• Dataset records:
--- BEGIN ---

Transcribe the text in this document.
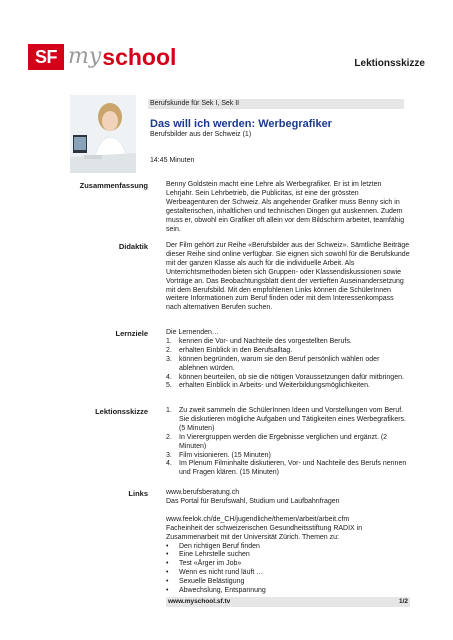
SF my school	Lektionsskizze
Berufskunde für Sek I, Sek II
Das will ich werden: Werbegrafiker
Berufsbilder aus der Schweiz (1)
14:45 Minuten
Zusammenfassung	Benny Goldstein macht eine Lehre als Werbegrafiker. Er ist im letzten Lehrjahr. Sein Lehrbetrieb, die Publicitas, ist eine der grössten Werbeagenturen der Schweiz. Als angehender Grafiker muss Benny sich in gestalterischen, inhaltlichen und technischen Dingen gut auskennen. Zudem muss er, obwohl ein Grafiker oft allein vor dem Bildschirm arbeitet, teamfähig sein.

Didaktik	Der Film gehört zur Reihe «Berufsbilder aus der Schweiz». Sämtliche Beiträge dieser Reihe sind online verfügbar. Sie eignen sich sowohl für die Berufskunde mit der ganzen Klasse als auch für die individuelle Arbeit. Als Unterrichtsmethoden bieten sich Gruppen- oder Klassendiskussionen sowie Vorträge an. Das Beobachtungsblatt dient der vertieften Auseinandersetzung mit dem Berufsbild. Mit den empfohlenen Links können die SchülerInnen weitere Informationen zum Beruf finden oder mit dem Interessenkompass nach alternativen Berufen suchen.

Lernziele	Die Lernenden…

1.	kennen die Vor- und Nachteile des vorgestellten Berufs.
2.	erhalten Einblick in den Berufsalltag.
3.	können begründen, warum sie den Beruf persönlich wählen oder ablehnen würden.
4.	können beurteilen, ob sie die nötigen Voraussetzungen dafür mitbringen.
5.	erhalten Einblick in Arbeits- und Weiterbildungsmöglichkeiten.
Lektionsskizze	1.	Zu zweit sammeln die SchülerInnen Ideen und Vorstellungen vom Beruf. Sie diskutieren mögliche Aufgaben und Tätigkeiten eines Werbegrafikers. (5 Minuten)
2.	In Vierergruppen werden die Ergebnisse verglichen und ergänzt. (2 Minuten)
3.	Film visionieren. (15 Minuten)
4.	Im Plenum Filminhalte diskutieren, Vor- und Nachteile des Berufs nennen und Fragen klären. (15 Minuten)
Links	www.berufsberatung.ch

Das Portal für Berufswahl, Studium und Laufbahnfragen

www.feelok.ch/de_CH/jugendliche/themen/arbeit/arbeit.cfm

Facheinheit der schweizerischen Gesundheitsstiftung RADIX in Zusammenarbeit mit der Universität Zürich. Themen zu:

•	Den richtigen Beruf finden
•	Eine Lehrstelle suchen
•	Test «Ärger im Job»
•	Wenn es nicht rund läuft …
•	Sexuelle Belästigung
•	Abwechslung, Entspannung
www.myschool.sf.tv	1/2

--- END ---
--- BEGIN ---

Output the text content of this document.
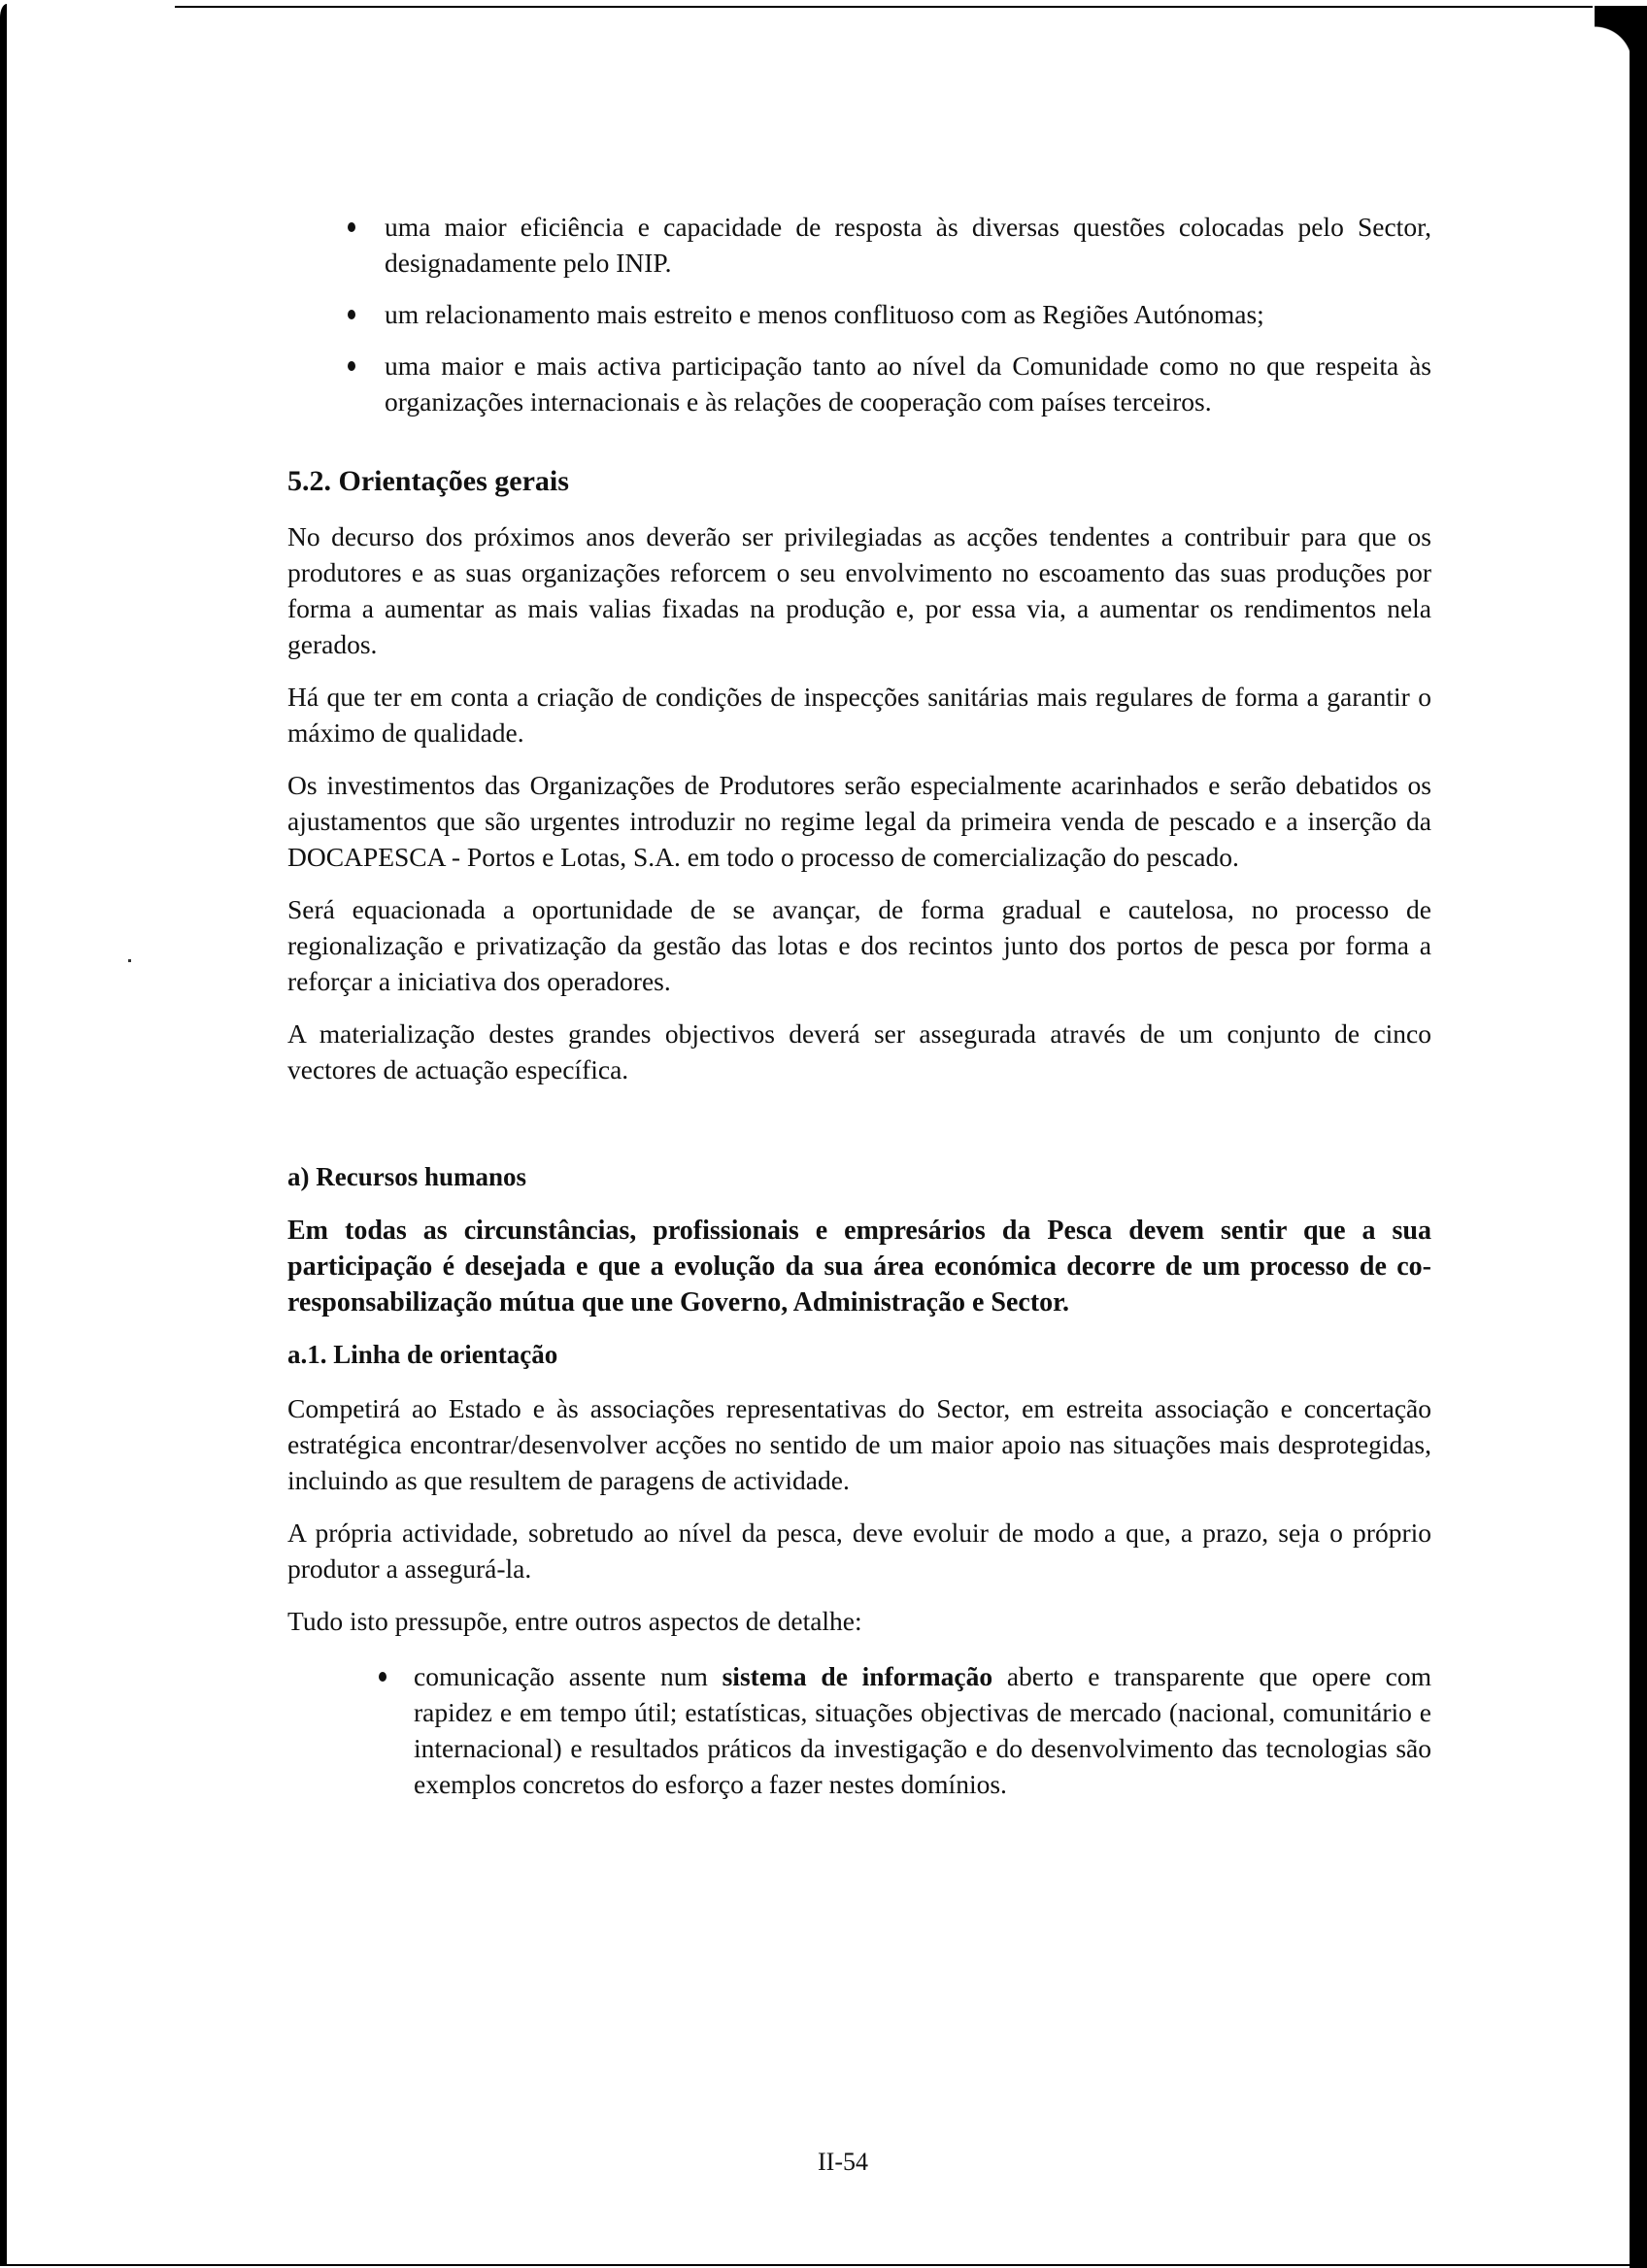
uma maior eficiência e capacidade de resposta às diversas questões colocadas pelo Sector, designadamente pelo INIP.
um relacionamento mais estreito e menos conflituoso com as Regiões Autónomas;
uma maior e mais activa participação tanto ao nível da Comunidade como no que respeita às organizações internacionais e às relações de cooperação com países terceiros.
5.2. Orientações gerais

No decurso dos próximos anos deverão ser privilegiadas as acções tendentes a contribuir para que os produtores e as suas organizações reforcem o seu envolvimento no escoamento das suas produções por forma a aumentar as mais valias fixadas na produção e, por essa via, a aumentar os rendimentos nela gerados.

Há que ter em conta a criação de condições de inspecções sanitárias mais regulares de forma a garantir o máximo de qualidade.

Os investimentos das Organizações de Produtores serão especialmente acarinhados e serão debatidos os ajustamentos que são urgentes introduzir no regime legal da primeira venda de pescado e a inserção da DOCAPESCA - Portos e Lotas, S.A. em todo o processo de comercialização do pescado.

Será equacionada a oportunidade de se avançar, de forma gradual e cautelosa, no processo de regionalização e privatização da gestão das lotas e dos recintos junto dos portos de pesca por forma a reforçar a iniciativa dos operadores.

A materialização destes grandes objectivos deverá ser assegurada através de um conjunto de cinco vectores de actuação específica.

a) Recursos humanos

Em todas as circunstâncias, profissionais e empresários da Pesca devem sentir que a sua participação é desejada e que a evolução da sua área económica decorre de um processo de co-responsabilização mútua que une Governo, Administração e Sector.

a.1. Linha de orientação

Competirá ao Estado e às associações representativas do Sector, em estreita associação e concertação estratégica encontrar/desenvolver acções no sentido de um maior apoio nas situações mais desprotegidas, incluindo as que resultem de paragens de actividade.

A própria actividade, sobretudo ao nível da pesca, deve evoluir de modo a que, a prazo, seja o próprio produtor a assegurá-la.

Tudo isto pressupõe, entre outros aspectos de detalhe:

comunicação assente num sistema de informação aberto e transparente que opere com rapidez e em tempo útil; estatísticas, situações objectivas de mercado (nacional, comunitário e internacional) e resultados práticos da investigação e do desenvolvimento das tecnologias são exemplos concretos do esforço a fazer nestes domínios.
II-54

--- END ---

• Request: Where a line in the entries holds the word "Nachteile", copy that line.

• Solution for this task:
1.	kennen die Vor- und Nachteile des vorgestellten Berufs.
4.	Im Plenum Filminhalte diskutieren, Vor- und Nachteile des Berufs nennen und Fragen klären. (15 Minuten)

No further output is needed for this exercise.